#### [Consigne]
Recopiez sans rien changer le passage de la lettre à Jamblique qui va de « J’apprécie la douceur » à « ni par retard. », les deux inclus.

Julien l’Apostat, A Jamblique d’Apamée (Syrie), v. 355 n-è

J’apprécie la douceur de tes réprimandes et la manière dont tu sais à la fois m’honorer en m’écrivant, et m’instruire en me grondant. Si donc ma conscience me reprochait quelque chose à ton égard et si j’avais quelque peu failli à mon devoir, je m’efforcerais de mon mieux à trouver une excuse plausible, pour me soustraire à la remontrance, et je n’hésiterais pas à solliciter le pardon de ma faute, sachant combien tu es loin d’être inexorable envers ceux que tu aimes, quand leurs offenses sont involontaires. Mais aujourd’hui, comme il ne convient plus que tu sois laissé de côté, et que nous, nous négligions d’arriver au but que nous avons toujours cherché à atteindre, eh bien, je vais me disculper, comme si j’étais forcé de me défendre, et je te prouverai que je n’ai péché envers toi ni par négligence ni par retard.

#### [Données fournies]
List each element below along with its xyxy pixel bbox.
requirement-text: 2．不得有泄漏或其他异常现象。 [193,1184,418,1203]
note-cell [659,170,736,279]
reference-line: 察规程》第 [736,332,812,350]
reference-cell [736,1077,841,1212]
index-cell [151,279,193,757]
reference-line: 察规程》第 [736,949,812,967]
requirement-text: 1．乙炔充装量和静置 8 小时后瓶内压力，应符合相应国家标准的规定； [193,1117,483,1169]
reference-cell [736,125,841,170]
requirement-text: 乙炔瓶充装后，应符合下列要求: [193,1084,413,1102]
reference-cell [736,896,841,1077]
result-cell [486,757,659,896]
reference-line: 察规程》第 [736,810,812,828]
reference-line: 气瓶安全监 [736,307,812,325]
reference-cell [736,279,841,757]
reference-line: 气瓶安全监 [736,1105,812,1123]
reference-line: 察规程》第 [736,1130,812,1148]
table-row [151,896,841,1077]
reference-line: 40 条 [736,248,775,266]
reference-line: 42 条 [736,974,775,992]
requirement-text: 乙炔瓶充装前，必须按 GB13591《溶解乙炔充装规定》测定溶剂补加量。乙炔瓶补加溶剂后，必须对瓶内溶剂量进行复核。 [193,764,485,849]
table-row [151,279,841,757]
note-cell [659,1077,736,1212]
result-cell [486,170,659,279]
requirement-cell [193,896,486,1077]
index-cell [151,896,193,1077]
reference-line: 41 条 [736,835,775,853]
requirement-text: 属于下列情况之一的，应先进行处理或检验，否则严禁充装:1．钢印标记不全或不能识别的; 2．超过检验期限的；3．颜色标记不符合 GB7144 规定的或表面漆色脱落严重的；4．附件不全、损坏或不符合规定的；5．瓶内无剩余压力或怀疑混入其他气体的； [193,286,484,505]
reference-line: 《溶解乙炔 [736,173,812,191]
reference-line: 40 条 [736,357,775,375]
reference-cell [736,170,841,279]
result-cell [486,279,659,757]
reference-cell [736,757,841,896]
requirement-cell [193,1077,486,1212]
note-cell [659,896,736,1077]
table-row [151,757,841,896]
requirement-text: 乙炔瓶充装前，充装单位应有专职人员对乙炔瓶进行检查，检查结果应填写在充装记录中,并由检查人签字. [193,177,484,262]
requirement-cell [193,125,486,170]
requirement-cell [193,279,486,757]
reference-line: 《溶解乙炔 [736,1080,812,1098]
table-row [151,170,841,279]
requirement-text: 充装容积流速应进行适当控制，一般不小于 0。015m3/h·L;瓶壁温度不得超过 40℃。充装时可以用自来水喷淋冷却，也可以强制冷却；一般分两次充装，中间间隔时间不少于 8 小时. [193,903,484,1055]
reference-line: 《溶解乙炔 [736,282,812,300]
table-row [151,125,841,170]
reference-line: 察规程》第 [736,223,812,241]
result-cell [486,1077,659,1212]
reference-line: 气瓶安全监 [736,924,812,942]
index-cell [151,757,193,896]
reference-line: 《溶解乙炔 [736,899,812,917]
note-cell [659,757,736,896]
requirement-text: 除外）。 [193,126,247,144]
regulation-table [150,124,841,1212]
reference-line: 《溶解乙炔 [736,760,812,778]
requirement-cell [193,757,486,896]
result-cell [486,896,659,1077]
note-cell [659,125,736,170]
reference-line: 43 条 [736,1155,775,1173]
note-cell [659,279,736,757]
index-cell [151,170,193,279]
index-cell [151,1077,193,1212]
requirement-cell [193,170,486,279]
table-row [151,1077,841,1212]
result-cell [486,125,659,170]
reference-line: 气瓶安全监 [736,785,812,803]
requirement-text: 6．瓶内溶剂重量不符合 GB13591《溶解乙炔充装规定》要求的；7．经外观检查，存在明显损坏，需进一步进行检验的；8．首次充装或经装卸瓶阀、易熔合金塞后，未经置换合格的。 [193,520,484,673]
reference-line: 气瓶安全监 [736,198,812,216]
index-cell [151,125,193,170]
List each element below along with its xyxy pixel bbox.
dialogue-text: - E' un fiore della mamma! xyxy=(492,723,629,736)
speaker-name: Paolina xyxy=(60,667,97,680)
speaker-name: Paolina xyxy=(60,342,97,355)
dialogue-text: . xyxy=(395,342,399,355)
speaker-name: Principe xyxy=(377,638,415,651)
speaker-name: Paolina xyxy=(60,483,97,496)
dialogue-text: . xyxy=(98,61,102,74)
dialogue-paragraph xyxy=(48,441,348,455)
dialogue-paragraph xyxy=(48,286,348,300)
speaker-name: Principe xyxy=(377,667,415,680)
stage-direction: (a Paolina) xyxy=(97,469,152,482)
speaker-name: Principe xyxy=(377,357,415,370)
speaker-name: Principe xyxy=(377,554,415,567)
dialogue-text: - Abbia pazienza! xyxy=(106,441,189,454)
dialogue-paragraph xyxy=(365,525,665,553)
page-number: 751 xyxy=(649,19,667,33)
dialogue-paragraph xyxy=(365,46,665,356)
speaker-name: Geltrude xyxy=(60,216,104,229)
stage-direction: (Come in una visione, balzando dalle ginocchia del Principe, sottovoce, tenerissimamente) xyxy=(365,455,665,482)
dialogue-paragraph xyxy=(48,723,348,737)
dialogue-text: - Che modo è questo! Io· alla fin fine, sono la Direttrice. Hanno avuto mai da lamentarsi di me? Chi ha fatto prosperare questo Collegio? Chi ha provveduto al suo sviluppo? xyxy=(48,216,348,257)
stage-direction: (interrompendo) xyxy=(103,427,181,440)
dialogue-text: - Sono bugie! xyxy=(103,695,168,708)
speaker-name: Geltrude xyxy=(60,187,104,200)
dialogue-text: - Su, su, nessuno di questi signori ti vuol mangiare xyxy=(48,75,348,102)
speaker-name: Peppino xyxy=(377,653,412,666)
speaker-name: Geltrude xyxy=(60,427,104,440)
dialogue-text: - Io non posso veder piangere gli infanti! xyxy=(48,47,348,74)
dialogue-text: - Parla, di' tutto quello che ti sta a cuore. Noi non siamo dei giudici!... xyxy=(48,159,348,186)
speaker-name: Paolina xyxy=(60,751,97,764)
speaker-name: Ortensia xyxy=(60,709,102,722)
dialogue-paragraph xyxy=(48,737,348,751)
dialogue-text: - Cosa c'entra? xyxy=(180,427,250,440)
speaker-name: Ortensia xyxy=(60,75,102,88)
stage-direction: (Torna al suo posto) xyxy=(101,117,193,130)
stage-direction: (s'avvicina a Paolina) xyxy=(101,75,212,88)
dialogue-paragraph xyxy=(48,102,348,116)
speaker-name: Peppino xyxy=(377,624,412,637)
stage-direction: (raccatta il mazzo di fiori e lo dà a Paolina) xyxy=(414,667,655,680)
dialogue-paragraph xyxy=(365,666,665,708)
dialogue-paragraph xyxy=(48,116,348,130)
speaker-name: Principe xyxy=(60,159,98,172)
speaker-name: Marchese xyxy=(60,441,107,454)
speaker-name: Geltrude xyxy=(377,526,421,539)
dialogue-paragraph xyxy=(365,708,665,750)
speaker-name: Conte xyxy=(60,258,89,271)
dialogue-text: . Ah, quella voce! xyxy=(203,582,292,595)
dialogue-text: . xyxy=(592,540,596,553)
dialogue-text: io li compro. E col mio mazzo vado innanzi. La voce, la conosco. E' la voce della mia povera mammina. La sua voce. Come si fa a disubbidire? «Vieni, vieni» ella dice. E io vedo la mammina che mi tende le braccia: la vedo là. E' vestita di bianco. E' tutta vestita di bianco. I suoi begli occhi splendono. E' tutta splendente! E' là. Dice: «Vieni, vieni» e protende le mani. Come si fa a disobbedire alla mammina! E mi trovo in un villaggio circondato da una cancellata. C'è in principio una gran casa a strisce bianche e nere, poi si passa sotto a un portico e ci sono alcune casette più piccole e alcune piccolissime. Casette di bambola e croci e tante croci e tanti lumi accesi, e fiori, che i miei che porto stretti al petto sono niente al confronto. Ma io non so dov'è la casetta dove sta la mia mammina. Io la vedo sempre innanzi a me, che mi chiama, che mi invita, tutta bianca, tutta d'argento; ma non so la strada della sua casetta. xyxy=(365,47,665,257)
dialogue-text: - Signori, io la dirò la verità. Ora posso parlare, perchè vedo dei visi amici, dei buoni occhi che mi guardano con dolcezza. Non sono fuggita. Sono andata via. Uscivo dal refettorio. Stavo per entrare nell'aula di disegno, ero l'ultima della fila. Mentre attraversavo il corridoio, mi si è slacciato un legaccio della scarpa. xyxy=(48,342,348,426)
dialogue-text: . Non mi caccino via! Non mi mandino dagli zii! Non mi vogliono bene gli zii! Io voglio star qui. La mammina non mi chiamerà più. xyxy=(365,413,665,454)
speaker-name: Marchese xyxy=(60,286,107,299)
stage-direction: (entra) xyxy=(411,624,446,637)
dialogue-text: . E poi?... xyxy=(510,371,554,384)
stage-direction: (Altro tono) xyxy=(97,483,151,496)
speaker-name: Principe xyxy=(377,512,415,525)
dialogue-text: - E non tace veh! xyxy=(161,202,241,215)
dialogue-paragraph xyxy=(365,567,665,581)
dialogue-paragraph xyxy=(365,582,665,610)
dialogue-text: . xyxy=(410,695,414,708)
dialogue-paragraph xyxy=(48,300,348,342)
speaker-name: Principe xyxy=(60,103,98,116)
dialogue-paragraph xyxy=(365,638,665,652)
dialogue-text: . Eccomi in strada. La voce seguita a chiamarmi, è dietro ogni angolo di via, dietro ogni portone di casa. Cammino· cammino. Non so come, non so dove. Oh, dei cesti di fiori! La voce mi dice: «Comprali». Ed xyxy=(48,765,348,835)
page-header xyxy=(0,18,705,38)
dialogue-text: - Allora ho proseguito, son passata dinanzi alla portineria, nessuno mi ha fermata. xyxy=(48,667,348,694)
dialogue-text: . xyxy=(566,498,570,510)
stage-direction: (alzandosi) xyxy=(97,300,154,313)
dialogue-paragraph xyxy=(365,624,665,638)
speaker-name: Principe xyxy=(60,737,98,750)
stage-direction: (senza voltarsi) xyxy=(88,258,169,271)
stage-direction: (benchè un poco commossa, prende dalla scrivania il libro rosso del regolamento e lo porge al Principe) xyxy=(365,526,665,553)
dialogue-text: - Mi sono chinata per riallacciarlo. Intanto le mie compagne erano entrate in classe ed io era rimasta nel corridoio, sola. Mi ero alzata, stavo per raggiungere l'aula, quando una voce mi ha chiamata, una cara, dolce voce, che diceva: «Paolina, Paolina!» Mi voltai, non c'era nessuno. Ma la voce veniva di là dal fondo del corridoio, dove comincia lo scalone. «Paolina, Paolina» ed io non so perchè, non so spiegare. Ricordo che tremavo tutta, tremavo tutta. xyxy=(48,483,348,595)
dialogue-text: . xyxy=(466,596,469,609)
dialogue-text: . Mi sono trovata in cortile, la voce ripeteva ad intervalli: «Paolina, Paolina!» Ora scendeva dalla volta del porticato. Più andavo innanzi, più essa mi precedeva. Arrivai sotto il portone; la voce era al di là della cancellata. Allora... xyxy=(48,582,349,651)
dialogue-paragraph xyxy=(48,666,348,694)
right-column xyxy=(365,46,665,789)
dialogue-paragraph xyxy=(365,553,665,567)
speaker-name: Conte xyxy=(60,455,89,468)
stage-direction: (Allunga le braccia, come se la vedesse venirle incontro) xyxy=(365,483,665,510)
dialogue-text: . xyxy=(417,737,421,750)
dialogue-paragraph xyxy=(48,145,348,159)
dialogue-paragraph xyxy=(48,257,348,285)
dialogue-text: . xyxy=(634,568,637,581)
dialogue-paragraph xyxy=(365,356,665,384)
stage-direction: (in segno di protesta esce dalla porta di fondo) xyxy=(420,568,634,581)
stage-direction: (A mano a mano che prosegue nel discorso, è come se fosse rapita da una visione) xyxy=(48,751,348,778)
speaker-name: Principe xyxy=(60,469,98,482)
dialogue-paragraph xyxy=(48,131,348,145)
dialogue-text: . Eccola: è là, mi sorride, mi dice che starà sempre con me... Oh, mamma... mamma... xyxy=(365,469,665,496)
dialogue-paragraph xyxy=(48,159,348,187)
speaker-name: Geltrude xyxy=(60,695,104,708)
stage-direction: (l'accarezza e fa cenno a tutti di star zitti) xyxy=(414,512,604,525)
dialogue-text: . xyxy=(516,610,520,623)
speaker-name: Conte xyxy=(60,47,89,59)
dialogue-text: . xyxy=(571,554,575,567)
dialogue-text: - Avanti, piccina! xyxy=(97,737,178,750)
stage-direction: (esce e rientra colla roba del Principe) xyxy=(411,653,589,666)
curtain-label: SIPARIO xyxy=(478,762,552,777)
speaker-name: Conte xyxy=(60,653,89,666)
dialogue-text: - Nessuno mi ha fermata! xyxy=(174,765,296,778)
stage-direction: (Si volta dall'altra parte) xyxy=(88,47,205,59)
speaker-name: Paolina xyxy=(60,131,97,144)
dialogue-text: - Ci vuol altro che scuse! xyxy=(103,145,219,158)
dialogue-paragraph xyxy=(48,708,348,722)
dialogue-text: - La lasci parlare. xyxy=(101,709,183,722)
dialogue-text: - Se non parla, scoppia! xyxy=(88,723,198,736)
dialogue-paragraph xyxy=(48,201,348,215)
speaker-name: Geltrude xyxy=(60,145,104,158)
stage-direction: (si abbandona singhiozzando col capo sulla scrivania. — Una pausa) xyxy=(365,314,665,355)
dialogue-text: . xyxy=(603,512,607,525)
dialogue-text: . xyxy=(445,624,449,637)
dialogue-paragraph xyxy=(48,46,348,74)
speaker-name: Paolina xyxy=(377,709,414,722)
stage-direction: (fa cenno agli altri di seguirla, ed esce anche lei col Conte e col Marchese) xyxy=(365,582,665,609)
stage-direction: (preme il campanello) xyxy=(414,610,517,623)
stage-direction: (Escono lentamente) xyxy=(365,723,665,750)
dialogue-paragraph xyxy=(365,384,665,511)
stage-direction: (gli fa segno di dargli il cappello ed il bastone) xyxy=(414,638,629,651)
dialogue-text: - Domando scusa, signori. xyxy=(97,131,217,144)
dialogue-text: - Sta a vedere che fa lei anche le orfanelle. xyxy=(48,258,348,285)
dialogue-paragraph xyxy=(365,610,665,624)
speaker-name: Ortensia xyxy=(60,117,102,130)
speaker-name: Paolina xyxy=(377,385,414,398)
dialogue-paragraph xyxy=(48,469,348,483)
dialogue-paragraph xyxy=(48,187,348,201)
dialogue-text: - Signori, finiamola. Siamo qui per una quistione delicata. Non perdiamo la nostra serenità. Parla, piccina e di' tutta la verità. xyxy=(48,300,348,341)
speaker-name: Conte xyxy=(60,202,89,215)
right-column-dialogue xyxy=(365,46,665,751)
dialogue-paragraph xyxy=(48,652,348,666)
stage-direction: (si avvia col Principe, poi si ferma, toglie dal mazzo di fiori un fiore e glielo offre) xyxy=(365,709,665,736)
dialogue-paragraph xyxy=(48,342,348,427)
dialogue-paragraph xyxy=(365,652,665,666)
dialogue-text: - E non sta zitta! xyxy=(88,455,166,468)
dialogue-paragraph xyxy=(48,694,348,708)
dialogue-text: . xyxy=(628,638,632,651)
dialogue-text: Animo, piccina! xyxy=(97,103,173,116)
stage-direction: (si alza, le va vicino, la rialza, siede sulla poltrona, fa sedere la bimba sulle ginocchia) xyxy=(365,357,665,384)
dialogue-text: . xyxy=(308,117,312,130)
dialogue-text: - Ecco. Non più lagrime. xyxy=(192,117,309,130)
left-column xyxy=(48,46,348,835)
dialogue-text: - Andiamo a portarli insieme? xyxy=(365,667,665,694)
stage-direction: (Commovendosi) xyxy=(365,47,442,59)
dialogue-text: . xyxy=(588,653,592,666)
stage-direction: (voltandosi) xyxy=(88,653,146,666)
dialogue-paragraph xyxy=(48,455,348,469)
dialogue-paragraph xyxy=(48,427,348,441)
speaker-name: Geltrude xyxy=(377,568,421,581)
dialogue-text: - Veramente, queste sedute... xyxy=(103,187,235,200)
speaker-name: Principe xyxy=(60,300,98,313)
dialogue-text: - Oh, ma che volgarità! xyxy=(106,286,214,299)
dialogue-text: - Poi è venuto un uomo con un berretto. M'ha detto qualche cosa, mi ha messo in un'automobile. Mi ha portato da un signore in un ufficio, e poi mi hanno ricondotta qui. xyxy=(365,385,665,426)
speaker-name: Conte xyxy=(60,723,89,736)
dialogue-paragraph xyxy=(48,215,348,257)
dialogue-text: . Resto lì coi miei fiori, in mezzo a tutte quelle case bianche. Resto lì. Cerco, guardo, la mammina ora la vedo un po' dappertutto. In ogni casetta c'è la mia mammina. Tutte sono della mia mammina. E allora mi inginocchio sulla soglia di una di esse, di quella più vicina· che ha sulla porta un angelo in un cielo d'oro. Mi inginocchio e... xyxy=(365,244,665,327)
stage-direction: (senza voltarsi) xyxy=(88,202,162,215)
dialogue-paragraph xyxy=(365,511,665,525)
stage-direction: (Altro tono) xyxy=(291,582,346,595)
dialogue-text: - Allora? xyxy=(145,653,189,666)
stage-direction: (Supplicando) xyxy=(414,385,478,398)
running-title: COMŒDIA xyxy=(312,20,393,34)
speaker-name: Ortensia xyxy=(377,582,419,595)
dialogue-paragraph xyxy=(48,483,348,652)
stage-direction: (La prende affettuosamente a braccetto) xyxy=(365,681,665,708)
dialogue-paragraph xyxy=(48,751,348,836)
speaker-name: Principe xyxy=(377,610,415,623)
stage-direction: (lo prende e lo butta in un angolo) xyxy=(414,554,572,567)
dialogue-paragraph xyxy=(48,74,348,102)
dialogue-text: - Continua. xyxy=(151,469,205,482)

#### [Corrigé]
J’apprécie la douceur de tes réprimandes et la manière dont tu sais à la fois m’honorer en m’écrivant, et m’instruire en me grondant. Si donc ma conscience me reprochait quelque chose à ton égard et si j’avais quelque peu failli à mon devoir, je m’efforcerais de mon mieux à trouver une excuse plausible, pour me soustraire à la remontrance, et je n’hésiterais pas à solliciter le pardon de ma faute, sachant combien tu es loin d’être inexorable envers ceux que tu aimes, quand leurs offenses sont involontaires. Mais aujourd’hui, comme il ne convient plus que tu sois laissé de côté, et que nous, nous négligions d’arriver au but que nous avons toujours cherché à atteindre, eh bien, je vais me disculper, comme si j’étais forcé de me défendre, et je te prouverai que je n’ai péché envers toi ni par négligence ni par retard.